Set problem —
Write out the full set of records exactly. Any pictures in them do not belong in the copy.

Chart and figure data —

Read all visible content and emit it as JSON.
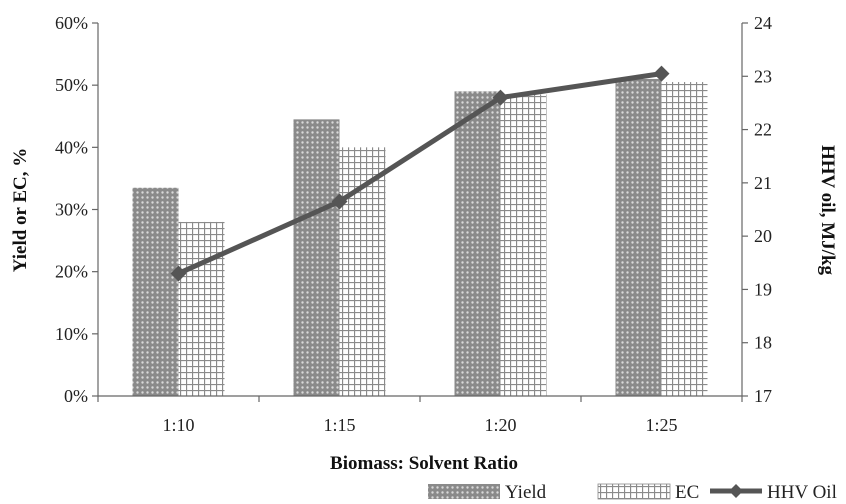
{
  "chart_data": {
    "type": "bar",
    "categories": [
      "1:10",
      "1:15",
      "1:20",
      "1:25"
    ],
    "series": [
      {
        "name": "Yield",
        "type": "bar",
        "axis": "left",
        "pattern": "dots",
        "values": [
          33.5,
          44.5,
          49.0,
          51.0
        ]
      },
      {
        "name": "EC",
        "type": "bar",
        "axis": "left",
        "pattern": "grid",
        "values": [
          28.0,
          40.0,
          48.5,
          50.5
        ]
      },
      {
        "name": "HHV Oil",
        "type": "line",
        "axis": "right",
        "marker": "diamond",
        "values": [
          19.3,
          20.65,
          22.6,
          23.05
        ]
      }
    ],
    "xlabel": "Biomass: Solvent Ratio",
    "ylabel": "Yield or EC, %",
    "y2label": "HHV oil, MJ/kg",
    "ylim": [
      0,
      60
    ],
    "yticks": [
      "0%",
      "10%",
      "20%",
      "30%",
      "40%",
      "50%",
      "60%"
    ],
    "y2lim": [
      17,
      24
    ],
    "y2ticks": [
      "17",
      "18",
      "19",
      "20",
      "21",
      "22",
      "23",
      "24"
    ],
    "grid": false,
    "legend": "bottom-right",
    "colors": {
      "bar": "#8c8c8c",
      "line": "#555555",
      "axis": "#666666"
    }
  }
}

Exercise output —
Read all visible content and emit it as JSON.
{
  "chart_data": {
    "type": "bar",
    "categories": [
      "1:10",
      "1:15",
      "1:20",
      "1:25"
    ],
    "series": [
      {
        "name": "Yield",
        "type": "bar",
        "axis": "left",
        "pattern": "dots",
        "values": [
          33.5,
          44.5,
          49.0,
          51.0
        ]
      },
      {
        "name": "EC",
        "type": "bar",
        "axis": "left",
        "pattern": "grid",
        "values": [
          28.0,
          40.0,
          48.5,
          50.5
        ]
      },
      {
        "name": "HHV Oil",
        "type": "line",
        "axis": "right",
        "marker": "diamond",
        "values": [
          19.3,
          20.65,
          22.6,
          23.05
        ]
      }
    ],
    "xlabel": "Biomass: Solvent Ratio",
    "ylabel": "Yield or EC, %",
    "y2label": "HHV oil, MJ/kg",
    "ylim": [
      0,
      60
    ],
    "yticks": [
      "0%",
      "10%",
      "20%",
      "30%",
      "40%",
      "50%",
      "60%"
    ],
    "y2lim": [
      17,
      24
    ],
    "y2ticks": [
      "17",
      "18",
      "19",
      "20",
      "21",
      "22",
      "23",
      "24"
    ],
    "grid": false,
    "legend": "bottom-right",
    "colors": {
      "bar": "#8c8c8c",
      "line": "#555555",
      "axis": "#666666"
    }
  }
}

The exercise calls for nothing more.